- _Given records_:
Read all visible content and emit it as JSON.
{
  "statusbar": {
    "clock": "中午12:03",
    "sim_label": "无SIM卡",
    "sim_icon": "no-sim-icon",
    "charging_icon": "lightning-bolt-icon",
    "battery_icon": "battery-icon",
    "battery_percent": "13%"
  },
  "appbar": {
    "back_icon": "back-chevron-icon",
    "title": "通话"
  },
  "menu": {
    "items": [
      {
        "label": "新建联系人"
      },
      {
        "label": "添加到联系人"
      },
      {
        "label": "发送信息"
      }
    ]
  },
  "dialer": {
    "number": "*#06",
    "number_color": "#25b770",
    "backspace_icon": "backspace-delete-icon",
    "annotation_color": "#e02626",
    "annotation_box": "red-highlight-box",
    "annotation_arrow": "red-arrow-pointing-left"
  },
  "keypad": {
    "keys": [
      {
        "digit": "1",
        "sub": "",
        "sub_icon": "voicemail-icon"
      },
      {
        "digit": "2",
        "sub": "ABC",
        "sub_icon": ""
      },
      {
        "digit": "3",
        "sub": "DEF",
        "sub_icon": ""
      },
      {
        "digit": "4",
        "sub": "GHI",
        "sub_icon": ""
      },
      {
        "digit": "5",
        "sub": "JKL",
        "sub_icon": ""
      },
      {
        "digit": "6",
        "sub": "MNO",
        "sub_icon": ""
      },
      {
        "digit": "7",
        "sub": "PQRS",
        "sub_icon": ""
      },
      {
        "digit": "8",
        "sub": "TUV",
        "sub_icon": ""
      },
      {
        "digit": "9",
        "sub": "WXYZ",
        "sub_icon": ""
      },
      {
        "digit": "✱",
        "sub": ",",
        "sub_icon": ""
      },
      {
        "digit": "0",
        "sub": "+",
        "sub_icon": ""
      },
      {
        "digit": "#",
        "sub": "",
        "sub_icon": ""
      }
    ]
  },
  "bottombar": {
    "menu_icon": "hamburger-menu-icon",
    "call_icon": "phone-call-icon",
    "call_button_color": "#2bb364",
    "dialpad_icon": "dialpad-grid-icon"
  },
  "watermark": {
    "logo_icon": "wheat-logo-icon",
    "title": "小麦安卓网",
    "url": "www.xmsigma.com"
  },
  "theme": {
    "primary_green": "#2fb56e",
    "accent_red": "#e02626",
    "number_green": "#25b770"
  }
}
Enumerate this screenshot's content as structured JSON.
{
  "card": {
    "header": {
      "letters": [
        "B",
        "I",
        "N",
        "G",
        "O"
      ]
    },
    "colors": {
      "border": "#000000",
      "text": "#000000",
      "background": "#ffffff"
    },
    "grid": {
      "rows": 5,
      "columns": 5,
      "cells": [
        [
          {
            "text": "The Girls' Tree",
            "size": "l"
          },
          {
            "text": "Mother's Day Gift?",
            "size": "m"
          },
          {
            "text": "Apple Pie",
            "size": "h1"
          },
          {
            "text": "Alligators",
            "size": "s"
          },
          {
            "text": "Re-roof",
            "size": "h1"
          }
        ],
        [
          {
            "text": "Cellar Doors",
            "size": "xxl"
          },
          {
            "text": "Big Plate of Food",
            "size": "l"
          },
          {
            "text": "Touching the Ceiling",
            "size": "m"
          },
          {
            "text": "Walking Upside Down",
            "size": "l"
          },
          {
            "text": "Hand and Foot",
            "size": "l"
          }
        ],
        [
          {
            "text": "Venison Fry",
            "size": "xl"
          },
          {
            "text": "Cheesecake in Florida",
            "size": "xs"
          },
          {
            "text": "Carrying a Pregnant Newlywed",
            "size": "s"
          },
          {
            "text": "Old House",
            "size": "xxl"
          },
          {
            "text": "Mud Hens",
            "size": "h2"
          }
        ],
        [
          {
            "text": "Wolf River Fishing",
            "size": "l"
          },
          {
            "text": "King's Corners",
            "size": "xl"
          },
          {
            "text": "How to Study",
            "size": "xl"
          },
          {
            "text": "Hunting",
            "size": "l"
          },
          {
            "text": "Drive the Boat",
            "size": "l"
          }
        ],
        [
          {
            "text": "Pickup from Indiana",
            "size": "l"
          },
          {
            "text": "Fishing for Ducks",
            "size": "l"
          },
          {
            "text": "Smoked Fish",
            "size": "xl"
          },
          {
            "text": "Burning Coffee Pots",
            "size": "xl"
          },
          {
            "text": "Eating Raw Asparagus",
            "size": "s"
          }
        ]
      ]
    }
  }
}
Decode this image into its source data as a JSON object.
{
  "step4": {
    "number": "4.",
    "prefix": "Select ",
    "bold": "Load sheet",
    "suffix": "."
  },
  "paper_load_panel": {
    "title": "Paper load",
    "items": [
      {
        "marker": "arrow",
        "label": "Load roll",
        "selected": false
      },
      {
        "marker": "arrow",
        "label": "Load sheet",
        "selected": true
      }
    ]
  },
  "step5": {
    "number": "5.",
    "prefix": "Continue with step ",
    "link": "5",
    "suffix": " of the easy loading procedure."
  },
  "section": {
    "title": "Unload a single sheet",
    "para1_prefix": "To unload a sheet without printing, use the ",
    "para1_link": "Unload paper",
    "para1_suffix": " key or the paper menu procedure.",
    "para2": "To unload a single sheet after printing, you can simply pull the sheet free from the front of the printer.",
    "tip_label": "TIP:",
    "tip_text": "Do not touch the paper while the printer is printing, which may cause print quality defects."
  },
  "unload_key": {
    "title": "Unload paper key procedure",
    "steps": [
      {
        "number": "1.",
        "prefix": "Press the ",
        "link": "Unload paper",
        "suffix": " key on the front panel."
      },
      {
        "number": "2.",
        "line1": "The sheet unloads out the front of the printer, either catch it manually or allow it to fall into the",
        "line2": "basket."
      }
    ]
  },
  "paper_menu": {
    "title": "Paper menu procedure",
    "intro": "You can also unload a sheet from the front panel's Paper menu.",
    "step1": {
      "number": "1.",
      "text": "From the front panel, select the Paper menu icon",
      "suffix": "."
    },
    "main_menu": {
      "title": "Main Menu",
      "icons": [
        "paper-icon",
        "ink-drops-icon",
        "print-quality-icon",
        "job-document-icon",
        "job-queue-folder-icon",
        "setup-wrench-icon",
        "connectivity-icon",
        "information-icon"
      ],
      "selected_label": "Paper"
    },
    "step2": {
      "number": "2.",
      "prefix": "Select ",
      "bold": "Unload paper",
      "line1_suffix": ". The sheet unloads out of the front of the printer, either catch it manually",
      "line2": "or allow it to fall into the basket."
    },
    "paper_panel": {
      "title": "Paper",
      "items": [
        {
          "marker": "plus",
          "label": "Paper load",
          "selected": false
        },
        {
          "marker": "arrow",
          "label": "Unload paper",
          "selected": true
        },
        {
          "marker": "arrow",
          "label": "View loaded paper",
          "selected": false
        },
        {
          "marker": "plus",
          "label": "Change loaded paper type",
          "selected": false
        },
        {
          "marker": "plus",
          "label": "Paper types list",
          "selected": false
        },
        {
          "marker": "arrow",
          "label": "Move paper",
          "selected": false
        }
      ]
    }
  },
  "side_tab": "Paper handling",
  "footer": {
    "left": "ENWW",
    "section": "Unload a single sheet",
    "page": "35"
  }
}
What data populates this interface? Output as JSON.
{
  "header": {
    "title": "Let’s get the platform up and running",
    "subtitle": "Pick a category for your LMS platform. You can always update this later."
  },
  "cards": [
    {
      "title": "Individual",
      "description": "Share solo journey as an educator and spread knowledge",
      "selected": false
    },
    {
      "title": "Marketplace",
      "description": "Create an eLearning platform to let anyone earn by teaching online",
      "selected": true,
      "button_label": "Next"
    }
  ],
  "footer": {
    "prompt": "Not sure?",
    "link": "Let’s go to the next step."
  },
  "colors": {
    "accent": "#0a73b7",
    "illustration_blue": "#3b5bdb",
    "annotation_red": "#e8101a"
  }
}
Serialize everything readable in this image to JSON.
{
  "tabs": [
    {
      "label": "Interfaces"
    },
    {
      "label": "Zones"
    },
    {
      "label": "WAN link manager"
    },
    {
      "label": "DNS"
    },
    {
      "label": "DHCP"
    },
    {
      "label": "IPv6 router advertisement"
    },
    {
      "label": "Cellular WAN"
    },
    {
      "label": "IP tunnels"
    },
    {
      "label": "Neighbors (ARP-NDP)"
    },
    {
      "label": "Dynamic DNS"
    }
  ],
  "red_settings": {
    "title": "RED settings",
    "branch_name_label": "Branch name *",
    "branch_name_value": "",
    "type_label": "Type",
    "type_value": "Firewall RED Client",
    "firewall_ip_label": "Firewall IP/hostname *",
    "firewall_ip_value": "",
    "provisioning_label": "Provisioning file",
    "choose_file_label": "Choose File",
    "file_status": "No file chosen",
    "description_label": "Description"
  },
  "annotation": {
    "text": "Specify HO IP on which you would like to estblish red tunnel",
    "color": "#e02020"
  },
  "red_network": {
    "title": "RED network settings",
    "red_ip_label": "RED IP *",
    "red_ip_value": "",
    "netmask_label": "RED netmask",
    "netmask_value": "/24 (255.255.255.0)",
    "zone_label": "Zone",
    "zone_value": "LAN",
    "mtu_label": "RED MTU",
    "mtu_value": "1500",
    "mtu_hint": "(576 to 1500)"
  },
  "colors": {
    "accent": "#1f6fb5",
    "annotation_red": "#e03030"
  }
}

- _Task directions_:
Pull out each line holding the string "which".

- _The solution_:
    "tip_text": "Do not touch the paper while the printer is printing, which may cause print quality defects."
    "text": "Specify HO IP on which you would like to estblish red tunnel",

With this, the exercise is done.